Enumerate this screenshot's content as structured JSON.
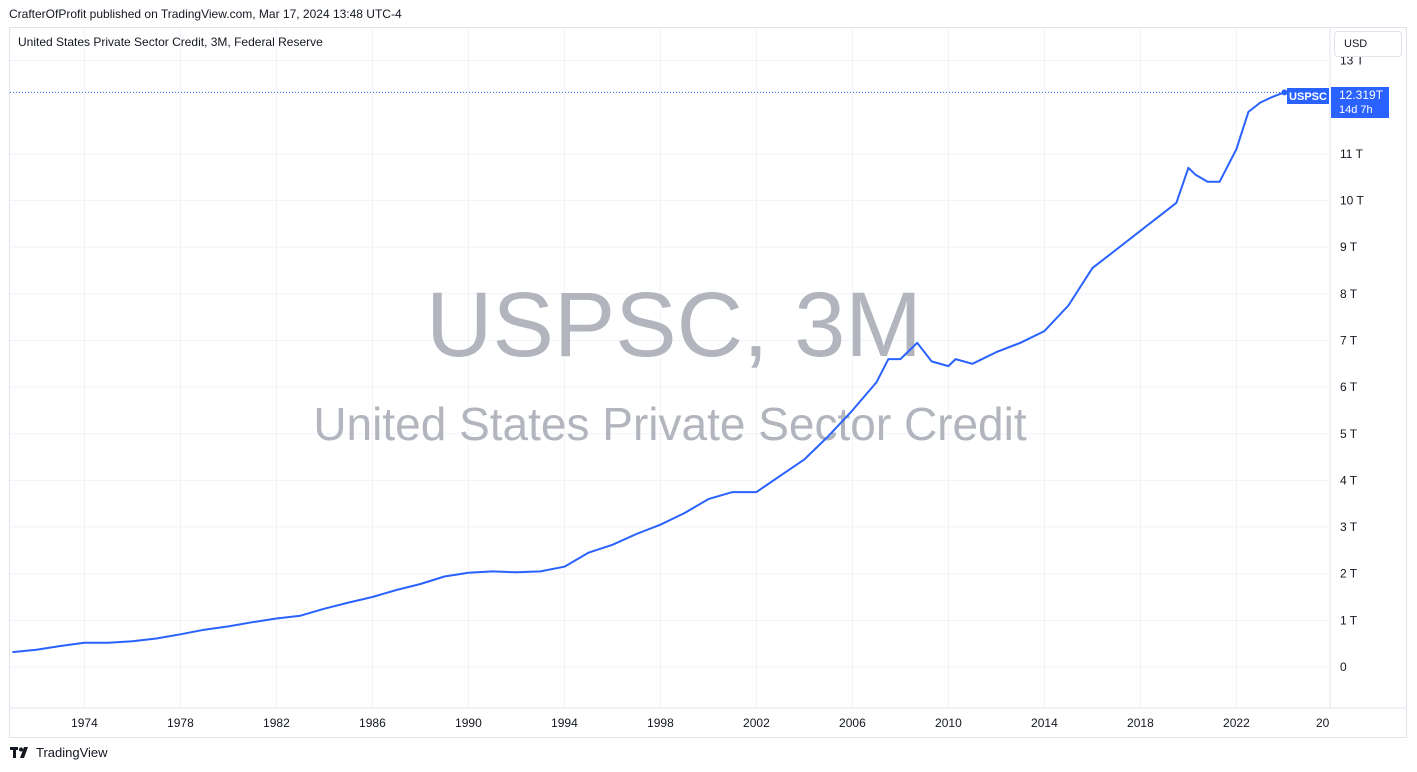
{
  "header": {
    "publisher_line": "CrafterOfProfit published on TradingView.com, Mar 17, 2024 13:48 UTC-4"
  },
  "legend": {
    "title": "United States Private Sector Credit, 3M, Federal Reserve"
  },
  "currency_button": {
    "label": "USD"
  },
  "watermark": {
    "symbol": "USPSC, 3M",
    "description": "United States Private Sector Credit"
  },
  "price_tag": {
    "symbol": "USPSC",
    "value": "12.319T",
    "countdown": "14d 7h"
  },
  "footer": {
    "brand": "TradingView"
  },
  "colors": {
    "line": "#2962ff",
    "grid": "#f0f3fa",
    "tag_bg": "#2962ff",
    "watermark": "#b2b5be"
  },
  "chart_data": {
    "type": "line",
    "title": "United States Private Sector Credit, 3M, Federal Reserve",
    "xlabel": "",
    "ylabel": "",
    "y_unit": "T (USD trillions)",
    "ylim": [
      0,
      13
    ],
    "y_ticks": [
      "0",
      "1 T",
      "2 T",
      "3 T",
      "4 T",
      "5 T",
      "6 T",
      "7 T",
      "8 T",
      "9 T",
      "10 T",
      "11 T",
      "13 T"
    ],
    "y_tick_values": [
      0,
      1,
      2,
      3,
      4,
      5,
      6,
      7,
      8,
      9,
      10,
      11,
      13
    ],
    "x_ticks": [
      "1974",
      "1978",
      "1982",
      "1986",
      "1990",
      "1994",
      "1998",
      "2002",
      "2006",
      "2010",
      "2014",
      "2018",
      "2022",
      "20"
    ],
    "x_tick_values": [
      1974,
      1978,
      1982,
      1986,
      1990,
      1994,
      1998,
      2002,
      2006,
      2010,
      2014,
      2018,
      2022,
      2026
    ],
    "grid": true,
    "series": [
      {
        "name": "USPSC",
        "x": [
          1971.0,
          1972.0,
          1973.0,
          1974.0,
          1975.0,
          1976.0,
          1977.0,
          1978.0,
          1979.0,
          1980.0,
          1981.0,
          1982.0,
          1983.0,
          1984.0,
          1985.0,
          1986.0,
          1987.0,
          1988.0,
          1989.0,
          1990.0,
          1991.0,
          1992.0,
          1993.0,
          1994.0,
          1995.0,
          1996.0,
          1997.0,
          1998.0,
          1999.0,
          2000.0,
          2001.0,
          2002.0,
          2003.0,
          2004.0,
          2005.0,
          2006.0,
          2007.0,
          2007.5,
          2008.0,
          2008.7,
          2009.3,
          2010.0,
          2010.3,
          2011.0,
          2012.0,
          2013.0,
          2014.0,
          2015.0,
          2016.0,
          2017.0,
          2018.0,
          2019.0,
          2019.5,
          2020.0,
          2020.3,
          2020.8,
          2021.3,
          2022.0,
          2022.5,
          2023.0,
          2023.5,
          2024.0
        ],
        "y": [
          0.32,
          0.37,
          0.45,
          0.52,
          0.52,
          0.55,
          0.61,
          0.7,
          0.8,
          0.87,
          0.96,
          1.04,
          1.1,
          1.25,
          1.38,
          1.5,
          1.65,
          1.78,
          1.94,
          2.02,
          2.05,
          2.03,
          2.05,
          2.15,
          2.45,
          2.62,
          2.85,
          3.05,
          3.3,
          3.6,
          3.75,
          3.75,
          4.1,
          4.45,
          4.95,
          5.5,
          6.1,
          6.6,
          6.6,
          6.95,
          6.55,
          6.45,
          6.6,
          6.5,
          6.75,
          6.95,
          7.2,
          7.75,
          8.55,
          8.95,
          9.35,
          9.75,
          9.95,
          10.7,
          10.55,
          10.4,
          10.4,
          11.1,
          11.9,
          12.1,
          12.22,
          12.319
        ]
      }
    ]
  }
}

+---+

> TASK BRIEF
Pull every line containing the word "Sector" out of the material.

> TASK ANSWER
    "title": "United States Private Sector Credit, 3M, Federal Reserve"
    "description": "United States Private Sector Credit"
    "title": "United States Private Sector Credit, 3M, Federal Reserve",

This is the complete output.